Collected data

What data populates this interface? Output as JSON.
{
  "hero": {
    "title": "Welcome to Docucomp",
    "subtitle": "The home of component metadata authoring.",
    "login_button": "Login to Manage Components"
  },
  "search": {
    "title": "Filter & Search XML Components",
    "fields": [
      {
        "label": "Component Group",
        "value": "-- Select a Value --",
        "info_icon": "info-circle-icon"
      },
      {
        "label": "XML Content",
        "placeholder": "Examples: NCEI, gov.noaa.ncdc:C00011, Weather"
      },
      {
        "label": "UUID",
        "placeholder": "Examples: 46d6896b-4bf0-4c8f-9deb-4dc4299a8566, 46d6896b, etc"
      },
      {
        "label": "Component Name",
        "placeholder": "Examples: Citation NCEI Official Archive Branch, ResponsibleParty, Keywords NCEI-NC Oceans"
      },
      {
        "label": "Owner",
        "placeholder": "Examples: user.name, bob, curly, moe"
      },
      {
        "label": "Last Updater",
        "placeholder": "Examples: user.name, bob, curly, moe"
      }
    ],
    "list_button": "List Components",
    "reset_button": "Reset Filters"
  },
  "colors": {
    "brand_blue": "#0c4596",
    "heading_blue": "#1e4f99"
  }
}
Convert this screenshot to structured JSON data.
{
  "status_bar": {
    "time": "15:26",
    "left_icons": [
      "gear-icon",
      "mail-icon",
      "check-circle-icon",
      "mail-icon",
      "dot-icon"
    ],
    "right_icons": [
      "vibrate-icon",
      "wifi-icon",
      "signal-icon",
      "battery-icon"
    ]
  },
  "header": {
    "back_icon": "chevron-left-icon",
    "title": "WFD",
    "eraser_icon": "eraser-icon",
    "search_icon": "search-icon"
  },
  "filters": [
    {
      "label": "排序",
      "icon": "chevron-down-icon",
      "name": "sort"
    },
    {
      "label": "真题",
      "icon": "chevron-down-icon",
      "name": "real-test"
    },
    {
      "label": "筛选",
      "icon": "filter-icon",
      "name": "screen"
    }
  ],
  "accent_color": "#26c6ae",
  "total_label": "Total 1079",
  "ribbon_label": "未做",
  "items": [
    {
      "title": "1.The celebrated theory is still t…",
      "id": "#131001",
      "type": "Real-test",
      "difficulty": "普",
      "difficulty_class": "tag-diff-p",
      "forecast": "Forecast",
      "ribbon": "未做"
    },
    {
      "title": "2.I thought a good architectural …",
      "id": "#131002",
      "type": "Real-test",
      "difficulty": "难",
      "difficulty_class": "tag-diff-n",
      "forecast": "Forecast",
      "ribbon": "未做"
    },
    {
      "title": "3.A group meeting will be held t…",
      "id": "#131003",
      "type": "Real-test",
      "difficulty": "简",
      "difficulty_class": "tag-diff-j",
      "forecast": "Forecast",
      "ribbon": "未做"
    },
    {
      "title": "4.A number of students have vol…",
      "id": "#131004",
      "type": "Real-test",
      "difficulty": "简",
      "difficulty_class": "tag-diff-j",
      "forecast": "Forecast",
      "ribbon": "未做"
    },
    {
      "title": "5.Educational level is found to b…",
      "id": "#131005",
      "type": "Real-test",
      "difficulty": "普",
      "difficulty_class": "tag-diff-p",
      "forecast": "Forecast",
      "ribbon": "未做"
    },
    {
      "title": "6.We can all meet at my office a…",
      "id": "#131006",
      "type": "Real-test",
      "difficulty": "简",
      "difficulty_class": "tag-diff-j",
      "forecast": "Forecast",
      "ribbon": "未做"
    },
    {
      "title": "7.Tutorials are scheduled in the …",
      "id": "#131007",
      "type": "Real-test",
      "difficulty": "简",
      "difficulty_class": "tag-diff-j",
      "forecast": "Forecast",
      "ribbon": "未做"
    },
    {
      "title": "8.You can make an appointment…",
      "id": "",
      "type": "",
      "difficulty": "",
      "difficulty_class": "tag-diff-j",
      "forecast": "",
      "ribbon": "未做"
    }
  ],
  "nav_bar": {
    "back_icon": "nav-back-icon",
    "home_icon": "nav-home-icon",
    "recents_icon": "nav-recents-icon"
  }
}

▸ Task details: Go through the listing above and list every line that has the word "this".

▸ Correct answer:
What data populates this interface? Output as JSON.
Convert this screenshot to structured JSON data.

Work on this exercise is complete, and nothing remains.